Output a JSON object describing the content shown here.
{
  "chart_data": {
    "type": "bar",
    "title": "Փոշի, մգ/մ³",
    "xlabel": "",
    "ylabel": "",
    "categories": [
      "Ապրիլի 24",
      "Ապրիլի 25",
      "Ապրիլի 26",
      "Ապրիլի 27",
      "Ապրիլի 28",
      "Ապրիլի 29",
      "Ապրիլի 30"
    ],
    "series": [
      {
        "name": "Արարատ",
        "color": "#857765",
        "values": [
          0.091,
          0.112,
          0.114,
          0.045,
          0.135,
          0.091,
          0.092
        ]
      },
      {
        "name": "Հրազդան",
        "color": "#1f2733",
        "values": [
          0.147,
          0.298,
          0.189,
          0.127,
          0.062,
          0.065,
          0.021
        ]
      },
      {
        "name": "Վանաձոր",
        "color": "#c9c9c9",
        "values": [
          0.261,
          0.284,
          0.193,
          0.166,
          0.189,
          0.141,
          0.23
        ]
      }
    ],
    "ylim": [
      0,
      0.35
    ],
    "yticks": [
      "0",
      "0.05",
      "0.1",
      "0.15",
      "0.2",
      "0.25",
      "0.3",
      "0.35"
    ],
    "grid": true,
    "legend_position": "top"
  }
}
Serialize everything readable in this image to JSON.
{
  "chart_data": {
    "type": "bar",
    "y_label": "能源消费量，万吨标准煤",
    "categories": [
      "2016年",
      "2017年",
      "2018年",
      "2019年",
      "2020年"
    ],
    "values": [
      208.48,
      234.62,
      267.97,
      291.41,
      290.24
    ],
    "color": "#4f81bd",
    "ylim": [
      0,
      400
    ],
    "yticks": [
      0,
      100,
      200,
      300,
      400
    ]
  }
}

==

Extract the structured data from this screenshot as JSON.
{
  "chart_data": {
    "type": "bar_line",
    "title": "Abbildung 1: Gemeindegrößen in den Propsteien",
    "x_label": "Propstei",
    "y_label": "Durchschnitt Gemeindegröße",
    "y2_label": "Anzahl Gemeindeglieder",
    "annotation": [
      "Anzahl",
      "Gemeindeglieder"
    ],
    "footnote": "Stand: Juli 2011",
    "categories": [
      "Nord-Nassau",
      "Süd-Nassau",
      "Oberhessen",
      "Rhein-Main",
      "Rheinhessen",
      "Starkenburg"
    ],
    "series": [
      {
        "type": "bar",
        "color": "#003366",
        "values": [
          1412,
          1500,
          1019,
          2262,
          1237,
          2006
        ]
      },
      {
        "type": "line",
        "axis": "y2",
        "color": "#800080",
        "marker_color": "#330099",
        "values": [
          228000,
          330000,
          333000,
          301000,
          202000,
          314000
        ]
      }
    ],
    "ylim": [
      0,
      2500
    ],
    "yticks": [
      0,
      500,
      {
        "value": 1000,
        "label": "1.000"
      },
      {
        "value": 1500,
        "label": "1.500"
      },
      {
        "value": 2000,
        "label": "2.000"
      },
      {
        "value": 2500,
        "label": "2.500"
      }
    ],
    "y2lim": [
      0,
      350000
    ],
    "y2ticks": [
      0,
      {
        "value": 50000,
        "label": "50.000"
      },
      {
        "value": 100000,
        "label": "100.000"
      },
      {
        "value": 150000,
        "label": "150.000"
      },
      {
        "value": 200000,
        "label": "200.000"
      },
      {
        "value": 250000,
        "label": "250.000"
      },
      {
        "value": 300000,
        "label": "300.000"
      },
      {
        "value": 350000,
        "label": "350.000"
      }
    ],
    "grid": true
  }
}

==

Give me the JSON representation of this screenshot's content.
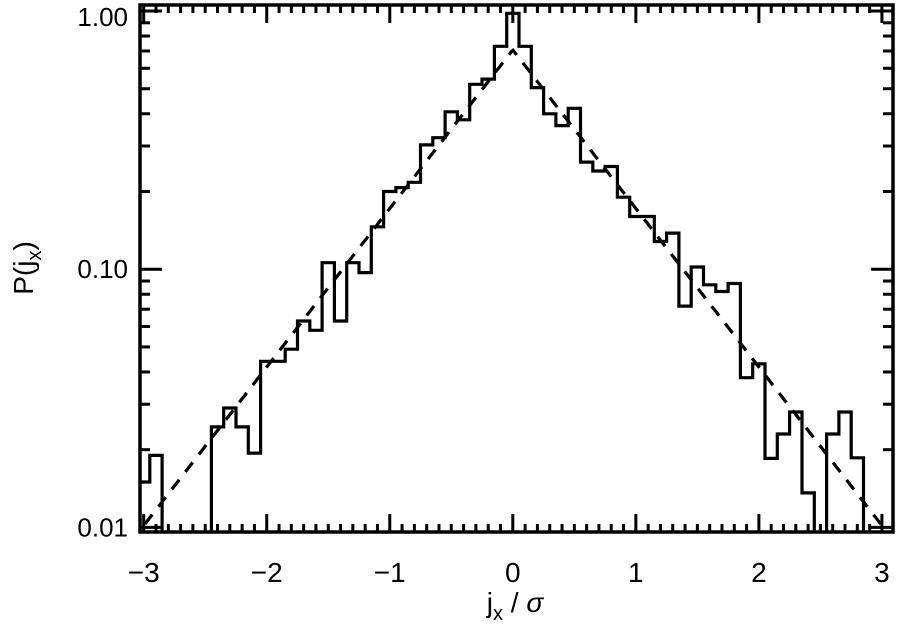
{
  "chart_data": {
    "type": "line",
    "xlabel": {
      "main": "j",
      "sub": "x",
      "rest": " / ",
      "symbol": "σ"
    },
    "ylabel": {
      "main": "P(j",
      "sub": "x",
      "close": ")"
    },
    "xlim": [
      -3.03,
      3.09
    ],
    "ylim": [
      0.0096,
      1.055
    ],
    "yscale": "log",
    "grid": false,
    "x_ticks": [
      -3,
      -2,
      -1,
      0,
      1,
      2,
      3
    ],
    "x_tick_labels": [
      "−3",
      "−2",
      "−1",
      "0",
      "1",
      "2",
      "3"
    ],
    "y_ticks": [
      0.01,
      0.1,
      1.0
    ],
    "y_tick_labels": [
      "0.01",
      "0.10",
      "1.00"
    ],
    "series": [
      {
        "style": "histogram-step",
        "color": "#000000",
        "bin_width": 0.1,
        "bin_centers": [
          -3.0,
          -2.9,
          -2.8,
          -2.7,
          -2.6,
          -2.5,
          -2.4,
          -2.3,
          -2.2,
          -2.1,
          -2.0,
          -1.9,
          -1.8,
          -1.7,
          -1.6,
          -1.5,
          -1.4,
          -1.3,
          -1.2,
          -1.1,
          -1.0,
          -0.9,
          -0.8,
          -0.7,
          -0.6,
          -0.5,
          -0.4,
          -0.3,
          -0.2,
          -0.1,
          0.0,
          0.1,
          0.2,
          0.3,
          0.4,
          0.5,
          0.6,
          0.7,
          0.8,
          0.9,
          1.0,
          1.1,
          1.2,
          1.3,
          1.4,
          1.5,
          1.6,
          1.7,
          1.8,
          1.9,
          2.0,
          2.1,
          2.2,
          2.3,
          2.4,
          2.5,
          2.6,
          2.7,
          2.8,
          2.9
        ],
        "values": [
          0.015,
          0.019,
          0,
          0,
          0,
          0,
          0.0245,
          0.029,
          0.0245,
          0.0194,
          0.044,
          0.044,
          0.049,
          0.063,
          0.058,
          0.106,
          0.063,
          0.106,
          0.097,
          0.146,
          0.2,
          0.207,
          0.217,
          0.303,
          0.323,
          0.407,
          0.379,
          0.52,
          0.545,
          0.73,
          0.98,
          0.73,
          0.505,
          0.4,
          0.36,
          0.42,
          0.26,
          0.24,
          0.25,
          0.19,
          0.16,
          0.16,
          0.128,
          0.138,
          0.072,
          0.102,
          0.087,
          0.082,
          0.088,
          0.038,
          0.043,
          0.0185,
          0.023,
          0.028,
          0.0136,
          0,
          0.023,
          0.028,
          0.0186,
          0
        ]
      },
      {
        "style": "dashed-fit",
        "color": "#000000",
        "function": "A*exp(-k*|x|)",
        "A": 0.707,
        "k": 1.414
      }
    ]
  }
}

▸ Written task:
Report all lines of the material that contain the word "name".

▸ Worked answer:
        "name": "Արարատ",
        "name": "Հրազդան",
        "name": "Վանաձոր",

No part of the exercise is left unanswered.